>> Begin
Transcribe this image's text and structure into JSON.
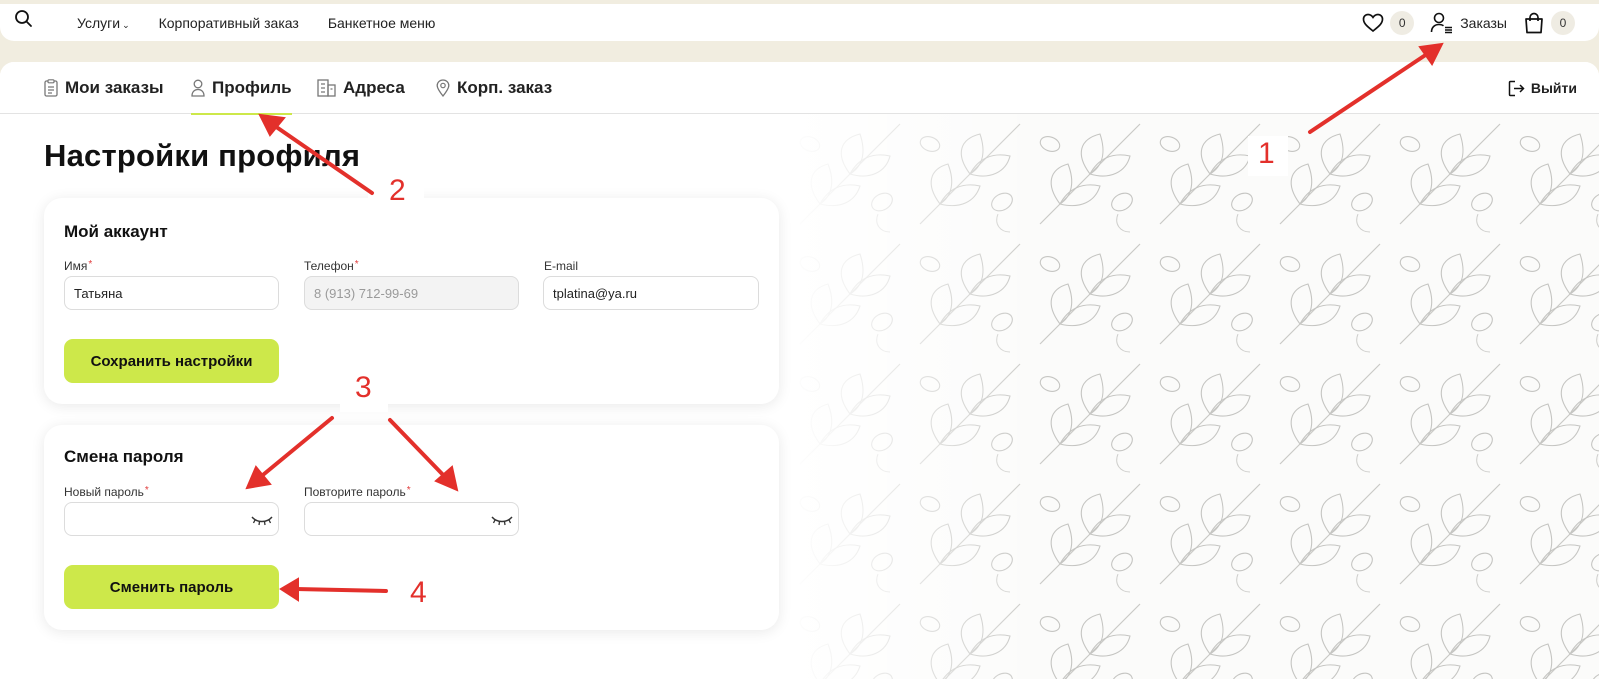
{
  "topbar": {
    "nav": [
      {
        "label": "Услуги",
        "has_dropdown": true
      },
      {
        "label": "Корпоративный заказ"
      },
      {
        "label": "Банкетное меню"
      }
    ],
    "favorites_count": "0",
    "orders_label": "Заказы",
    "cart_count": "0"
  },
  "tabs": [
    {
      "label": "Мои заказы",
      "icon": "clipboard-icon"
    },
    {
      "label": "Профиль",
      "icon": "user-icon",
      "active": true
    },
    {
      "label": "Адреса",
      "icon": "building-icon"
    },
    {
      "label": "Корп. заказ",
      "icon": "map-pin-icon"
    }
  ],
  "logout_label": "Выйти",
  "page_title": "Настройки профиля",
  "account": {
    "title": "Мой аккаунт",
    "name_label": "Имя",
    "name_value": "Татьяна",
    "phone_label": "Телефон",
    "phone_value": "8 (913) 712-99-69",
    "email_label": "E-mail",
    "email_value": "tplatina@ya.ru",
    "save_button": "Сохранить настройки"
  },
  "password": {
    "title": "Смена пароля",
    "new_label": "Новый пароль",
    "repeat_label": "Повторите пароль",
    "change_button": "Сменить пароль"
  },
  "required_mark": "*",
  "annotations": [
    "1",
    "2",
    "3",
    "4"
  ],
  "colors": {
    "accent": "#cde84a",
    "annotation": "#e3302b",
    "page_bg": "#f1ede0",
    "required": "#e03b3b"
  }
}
>> End
>> Begin
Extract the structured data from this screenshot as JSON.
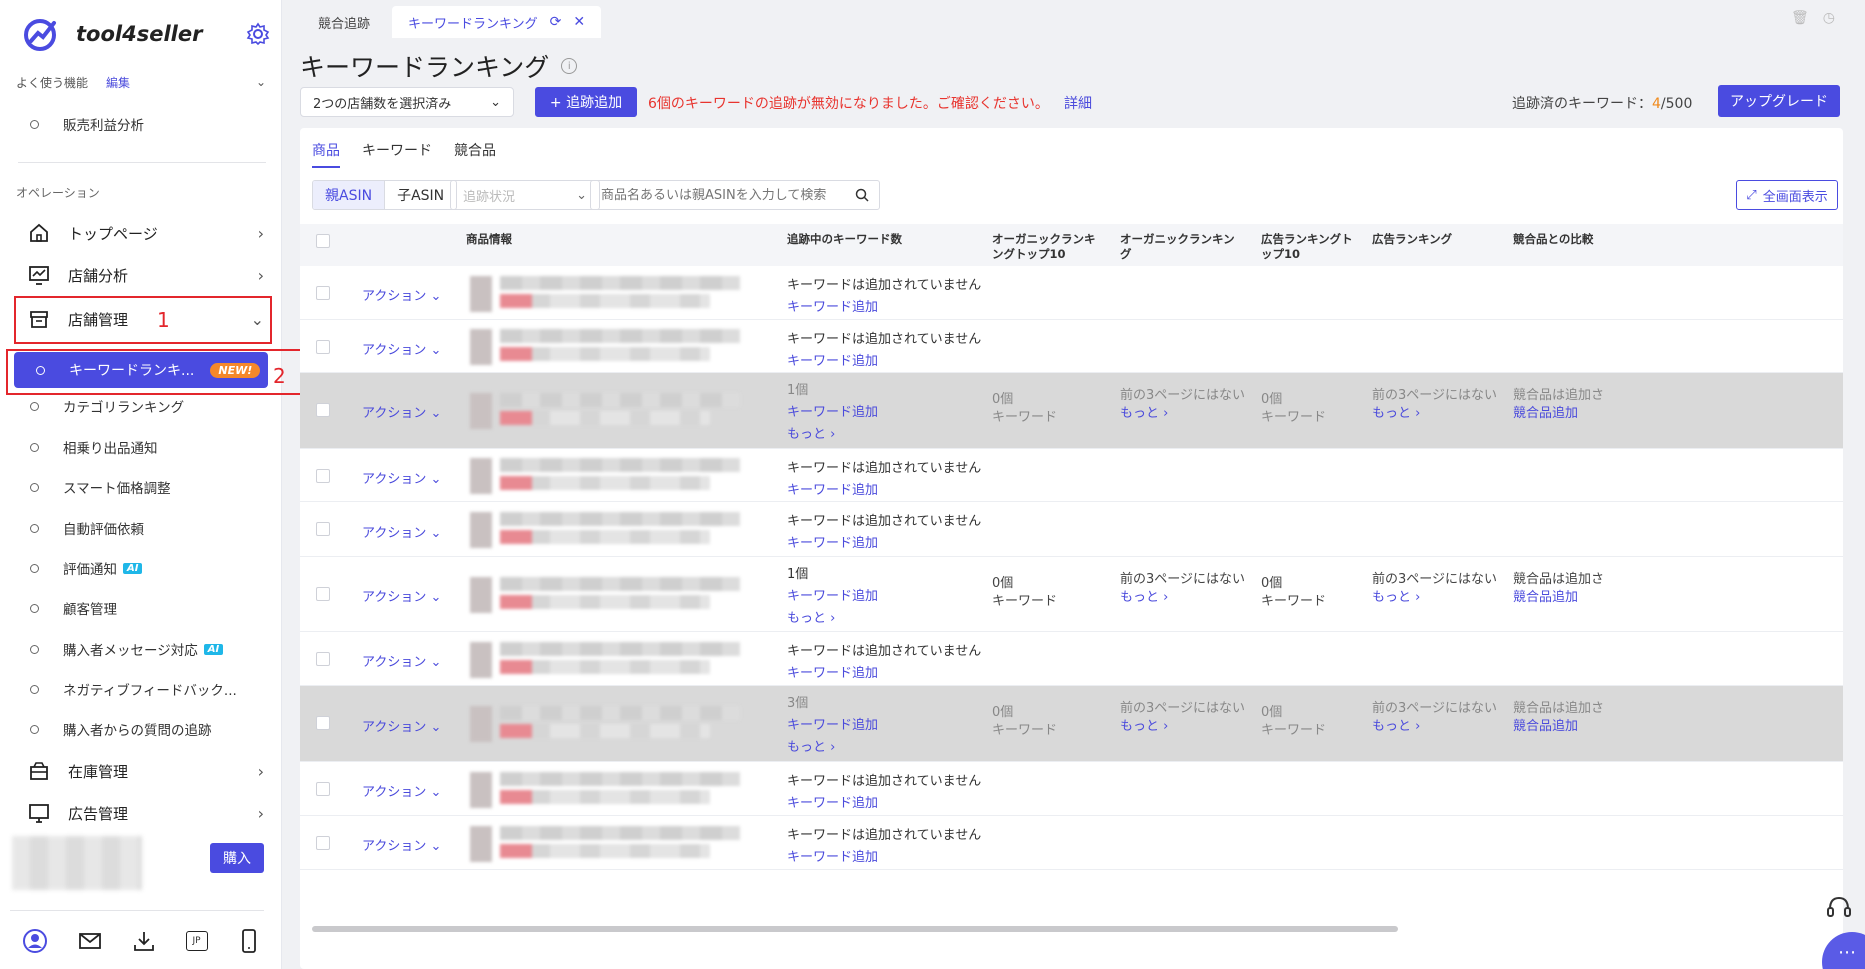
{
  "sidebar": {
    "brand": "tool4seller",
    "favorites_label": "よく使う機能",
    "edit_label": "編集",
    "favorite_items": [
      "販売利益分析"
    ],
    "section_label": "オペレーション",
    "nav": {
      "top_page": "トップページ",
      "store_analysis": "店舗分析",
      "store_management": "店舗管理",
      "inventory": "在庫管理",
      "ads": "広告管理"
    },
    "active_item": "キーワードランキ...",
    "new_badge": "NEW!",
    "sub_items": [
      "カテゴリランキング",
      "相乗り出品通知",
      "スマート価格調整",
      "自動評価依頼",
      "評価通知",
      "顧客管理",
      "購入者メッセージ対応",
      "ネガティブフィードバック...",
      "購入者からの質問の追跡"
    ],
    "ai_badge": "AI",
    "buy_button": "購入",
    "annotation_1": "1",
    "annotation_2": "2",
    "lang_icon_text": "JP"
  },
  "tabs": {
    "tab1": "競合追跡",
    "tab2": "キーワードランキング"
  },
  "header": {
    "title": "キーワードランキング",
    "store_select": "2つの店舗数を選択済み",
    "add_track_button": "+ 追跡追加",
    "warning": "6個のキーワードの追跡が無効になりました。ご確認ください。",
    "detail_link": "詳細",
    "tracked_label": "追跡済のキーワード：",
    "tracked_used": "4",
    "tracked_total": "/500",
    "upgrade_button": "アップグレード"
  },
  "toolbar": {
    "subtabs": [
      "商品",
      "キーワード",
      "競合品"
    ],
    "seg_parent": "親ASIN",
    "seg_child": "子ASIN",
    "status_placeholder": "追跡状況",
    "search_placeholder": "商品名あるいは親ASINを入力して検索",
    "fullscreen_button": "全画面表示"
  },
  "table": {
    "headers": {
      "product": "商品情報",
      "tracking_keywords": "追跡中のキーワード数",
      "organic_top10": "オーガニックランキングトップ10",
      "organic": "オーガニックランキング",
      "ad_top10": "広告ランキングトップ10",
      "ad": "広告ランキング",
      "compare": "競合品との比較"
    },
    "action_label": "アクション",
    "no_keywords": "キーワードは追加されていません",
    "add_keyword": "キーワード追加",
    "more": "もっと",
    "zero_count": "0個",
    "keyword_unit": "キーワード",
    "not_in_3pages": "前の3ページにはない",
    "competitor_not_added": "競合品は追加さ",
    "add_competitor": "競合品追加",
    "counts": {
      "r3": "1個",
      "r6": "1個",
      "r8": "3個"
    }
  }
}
>> End
REQUIRED WORK: Gather every line from the listing above in which the word "this" appears.

THE REPLY:
Transcribe this image's text and structure into JSON.
Extract the structured data from this screenshot as JSON.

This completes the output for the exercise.